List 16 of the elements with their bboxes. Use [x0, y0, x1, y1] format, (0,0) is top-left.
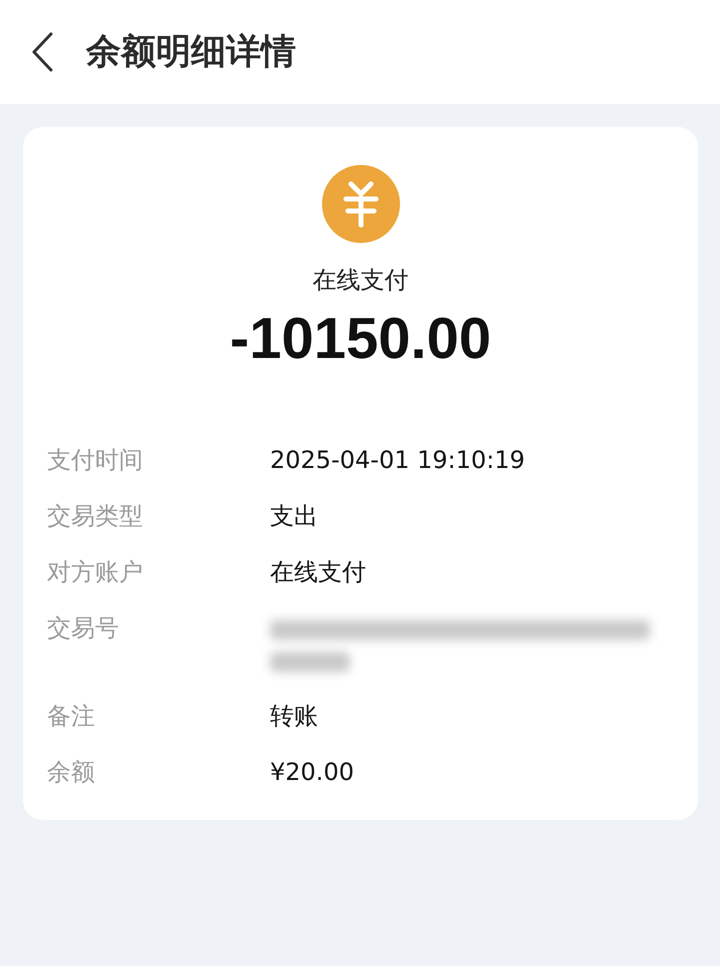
- page-title: 余额明细详情: [86, 31, 296, 73]
- detail-label: 交易类型: [47, 500, 143, 532]
- detail-label: 余额: [47, 756, 95, 788]
- detail-label: 支付时间: [47, 444, 143, 476]
- detail-value: ¥20.00: [270, 756, 354, 788]
- yuan-icon: [322, 165, 400, 243]
- merchant-name: 在线支付: [312, 265, 408, 296]
- detail-value: 在线支付: [270, 556, 366, 588]
- detail-label: 对方账户: [47, 556, 143, 588]
- back-icon: [31, 32, 53, 72]
- detail-label: 交易号: [47, 612, 119, 644]
- detail-label: 备注: [47, 700, 95, 732]
- detail-value: 支出: [270, 500, 318, 532]
- detail-value: 转账: [270, 700, 318, 732]
- amount: -10150.00: [230, 305, 492, 374]
- detail-value: 2025-04-01 19:10:19: [270, 444, 525, 476]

| Exercise requirements |
Put every line of the entries above into a Markdown table with the columns Row and Text, numbering the rows and skipping blank lines. Leave out the pictures.

| Correct response |
| Row | Text |
|---|---|
| 1 | List 16 of the elements with their bboxes. Use [x0, y0, x1, y1] format, (0,0) is top-left. |
| 2 | - page-title: 余额明细详情: [86, 31, 296, 73] |
| 3 | - detail-label: 交易类型: [47, 500, 143, 532] |
| 4 | - detail-label: 余额: [47, 756, 95, 788] |
| 5 | - detail-label: 支付时间: [47, 444, 143, 476] |
| 6 | - detail-value: ¥20.00: [270, 756, 354, 788] |
| 7 | - yuan-icon: [322, 165, 400, 243] |
| 8 | - merchant-name: 在线支付: [312, 265, 408, 296] |
| 9 | - detail-value: 在线支付: [270, 556, 366, 588] |
| 10 | - detail-label: 对方账户: [47, 556, 143, 588] |
| 11 | - back-icon: [31, 32, 53, 72] |
| 12 | - detail-label: 交易号: [47, 612, 119, 644] |
| 13 | - detail-label: 备注: [47, 700, 95, 732] |
| 14 | - detail-value: 支出: [270, 500, 318, 532] |
| 15 | - detail-value: 转账: [270, 700, 318, 732] |
| 16 | - amount: -10150.00: [230, 305, 492, 374] |
| 17 | - detail-value: 2025-04-01 19:10:19: [270, 444, 525, 476] |